It remains unclear whether the three TU/e students will be prosecuted, and if so, on what grounds. A police officer at the scene initially mentioned ‘trespassing’ as the reason for instructing the students to leave. It was subsequently disclosed that students are permitted to be at the university provided they comply with the rules, and this they did not do. Precisely which rules were breached, the officer declined to say.

The climate activists at University Rebellion (UR) installed themselves in the Senate Room in front of the Shell stand in order to demonstrate against the notion that TU/e was offering the fossil fuel giant a platform. Disruption to the careers fair prompted Recruitment Days staff, the board committee organizing the two-day Career Expo, to call security. University Rebellion is calling on TU/e to 'break its ties with the fossil fuel industry and, specifically, to stop providing a platform at career events to representatives of the most harmful industry of all', as the Eindhoven branch of University Rebellion announced in its press release. The Shell employees appeared unimpressed by the protest and continued their conversations with potential new colleagues without batting an eye. But the demonstration did draw glances from visitors, other standholders, students and TU/e employees.

Challenge 1 ▸
Reproduce the rows below verbatim, from the row containing "contour-label-bg <box>807 400 836 415</box>" through the row containing "omega-contour <box>707 419 712 560</box>", inclusive, and no other rows.

Working data ▸
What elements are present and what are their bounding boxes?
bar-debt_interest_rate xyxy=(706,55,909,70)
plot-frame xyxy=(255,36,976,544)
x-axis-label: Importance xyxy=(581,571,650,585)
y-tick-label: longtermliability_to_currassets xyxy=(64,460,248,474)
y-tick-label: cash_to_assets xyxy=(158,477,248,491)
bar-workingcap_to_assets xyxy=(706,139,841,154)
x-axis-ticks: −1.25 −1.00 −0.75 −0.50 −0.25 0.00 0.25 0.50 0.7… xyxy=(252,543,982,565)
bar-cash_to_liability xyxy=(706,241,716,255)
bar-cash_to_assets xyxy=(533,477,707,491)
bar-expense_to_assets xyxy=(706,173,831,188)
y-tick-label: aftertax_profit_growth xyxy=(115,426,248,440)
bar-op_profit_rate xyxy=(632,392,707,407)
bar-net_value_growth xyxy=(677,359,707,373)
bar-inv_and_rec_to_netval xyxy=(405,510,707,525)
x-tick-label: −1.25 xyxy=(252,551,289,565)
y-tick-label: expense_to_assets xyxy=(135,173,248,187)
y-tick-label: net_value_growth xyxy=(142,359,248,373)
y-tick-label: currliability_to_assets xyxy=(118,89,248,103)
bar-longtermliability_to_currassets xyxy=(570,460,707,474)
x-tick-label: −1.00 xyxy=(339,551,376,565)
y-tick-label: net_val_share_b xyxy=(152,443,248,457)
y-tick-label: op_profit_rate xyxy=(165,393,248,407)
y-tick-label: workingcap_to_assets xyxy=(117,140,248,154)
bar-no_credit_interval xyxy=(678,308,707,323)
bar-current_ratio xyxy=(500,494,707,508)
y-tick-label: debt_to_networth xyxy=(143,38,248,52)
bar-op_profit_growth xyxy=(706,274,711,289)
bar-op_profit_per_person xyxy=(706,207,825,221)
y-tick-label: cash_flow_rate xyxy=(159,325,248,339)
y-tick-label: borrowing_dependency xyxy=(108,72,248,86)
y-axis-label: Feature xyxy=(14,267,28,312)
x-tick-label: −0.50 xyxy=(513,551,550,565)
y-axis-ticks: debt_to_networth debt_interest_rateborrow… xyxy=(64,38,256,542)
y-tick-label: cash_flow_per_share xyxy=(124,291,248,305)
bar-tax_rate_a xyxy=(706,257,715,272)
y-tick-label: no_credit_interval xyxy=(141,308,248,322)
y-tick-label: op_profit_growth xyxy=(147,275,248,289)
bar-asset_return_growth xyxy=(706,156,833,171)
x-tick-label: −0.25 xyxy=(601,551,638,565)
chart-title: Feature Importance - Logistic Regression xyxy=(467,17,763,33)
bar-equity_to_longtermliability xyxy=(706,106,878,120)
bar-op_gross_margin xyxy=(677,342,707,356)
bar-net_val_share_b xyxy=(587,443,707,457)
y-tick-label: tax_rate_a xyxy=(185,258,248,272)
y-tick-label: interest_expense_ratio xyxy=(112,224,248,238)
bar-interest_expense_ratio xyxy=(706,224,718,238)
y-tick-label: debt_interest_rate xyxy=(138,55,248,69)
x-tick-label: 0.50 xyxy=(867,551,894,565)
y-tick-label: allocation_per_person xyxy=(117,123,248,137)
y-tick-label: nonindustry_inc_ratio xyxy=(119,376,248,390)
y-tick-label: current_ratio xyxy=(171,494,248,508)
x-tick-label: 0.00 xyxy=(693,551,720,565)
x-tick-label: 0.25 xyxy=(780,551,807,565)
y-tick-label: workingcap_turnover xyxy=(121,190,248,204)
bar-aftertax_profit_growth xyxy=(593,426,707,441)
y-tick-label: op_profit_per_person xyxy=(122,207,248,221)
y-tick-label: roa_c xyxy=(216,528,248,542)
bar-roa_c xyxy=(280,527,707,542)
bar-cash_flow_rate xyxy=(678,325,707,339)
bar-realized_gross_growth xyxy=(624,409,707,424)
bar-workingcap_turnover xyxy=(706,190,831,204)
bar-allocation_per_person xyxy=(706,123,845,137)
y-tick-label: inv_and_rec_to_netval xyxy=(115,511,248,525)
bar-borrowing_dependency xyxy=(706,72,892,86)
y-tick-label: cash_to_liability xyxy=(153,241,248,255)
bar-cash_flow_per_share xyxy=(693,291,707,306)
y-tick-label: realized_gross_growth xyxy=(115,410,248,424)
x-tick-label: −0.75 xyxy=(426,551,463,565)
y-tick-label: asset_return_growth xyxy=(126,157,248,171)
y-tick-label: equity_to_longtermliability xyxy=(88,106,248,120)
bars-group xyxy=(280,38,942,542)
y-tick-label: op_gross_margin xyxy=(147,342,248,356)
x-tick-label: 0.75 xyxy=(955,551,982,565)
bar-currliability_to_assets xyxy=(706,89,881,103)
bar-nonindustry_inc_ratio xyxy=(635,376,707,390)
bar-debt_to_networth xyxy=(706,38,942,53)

--

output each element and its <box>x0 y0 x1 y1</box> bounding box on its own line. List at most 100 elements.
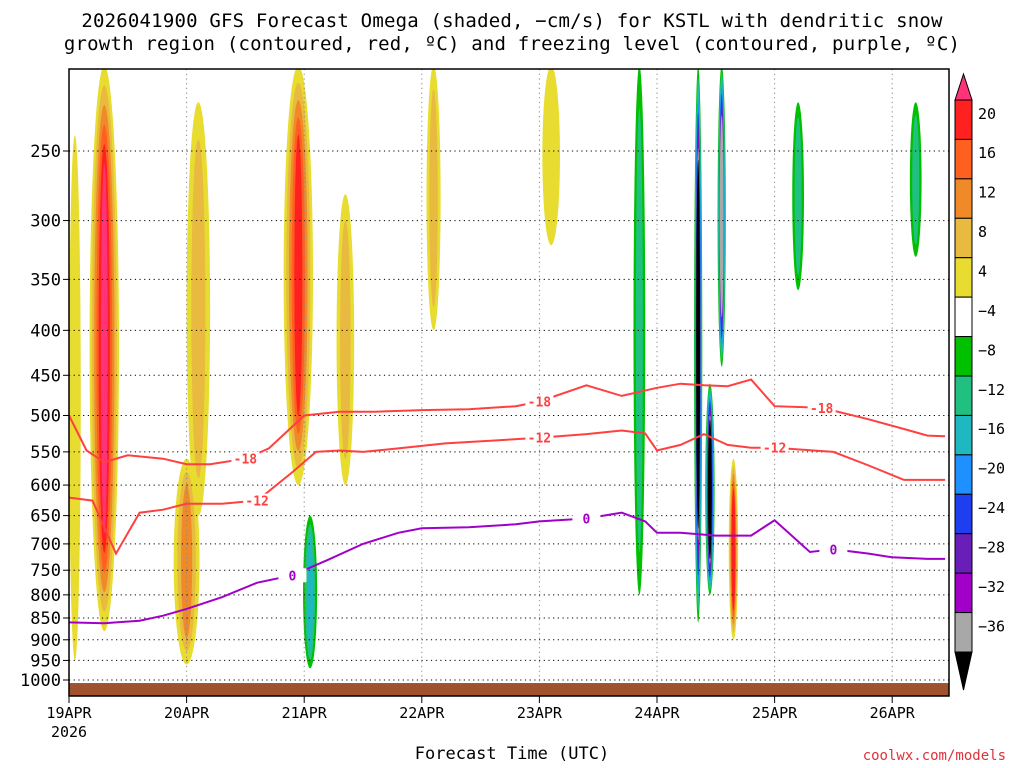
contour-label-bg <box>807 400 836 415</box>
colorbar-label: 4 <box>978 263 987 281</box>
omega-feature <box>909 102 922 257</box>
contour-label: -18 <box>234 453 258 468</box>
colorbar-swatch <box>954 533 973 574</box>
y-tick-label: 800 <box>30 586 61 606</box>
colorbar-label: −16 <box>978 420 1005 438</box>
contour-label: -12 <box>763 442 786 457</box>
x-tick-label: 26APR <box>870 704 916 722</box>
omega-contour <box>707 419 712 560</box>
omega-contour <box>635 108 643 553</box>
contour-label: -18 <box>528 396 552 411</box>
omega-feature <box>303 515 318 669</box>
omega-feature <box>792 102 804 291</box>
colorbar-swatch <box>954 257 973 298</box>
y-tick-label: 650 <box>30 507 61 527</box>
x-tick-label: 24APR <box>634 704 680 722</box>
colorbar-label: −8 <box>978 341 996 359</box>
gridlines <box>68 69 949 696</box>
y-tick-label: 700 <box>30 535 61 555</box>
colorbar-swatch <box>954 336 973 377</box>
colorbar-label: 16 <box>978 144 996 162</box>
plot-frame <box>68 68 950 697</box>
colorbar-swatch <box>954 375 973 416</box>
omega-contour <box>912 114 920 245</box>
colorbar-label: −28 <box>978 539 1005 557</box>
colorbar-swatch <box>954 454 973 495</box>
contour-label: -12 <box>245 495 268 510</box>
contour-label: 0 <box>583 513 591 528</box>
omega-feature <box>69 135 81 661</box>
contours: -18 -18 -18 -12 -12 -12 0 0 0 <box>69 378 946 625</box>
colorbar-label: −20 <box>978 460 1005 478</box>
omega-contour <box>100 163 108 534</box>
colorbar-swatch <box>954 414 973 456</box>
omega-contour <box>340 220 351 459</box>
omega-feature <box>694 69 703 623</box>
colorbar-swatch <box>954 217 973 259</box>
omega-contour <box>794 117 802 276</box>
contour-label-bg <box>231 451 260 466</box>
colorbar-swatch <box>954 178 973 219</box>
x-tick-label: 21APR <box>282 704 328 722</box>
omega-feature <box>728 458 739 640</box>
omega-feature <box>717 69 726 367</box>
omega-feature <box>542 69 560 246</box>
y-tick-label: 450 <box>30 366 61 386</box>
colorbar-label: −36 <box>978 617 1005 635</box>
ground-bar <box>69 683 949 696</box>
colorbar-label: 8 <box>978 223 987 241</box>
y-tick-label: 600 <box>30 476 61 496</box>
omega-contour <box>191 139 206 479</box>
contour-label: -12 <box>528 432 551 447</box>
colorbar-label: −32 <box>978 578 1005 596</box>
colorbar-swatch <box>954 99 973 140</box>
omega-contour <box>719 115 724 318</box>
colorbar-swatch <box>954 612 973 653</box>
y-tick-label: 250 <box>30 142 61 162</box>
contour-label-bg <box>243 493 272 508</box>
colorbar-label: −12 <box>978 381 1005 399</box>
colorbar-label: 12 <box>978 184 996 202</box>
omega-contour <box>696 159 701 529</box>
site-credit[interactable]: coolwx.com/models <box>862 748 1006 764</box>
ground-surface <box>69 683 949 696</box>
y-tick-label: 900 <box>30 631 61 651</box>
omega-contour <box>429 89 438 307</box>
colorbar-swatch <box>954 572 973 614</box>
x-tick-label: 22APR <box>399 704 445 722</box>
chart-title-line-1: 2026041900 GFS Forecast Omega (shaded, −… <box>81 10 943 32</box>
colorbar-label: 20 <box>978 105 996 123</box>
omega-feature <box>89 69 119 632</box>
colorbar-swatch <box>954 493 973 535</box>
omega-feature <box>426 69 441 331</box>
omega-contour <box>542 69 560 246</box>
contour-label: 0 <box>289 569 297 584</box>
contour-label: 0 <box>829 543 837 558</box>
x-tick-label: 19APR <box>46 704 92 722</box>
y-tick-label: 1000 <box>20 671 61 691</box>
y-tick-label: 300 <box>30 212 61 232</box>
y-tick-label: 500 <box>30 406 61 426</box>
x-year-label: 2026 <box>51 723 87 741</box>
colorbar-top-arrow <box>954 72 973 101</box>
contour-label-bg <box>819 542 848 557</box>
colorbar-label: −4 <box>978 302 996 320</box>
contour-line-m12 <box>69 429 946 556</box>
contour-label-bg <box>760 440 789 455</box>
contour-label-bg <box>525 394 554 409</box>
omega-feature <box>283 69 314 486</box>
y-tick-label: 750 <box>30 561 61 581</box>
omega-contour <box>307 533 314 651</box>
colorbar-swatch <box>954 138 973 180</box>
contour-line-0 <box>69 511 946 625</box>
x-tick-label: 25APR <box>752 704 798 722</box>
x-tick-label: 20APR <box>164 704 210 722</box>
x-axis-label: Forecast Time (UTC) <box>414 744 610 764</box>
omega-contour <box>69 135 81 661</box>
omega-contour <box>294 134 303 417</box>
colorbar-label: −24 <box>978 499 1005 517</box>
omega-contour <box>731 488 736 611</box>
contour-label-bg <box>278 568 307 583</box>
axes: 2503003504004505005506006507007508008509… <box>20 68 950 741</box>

Challenge 2 ▸
Answer the following questions using the passage on the protest at TU/e.
(a) What reason did the police officer at the scene initially mention for instructing the students to leave?
(b) In which room did the University Rebellion activists install themselves?
(c) Who called security after the careers fair was disrupted?

Correct response 1 ▸
contour-label-bg <box>807 400 836 415</box>
colorbar-label: 4 <box>978 263 987 281</box>
omega-feature <box>909 102 922 257</box>
contour-label: -18 <box>234 453 258 468</box>
colorbar-swatch <box>954 533 973 574</box>
y-tick-label: 800 <box>30 586 61 606</box>
colorbar-label: −16 <box>978 420 1005 438</box>
contour-label: -12 <box>763 442 786 457</box>
x-tick-label: 26APR <box>870 704 916 722</box>
omega-contour <box>707 419 712 560</box>

Correct response 2 ▸
(a) Trespassing.
(b) The Senate Room, in front of the Shell stand.
(c) Recruitment Days staff, the board committee organizing the two-day Career Expo.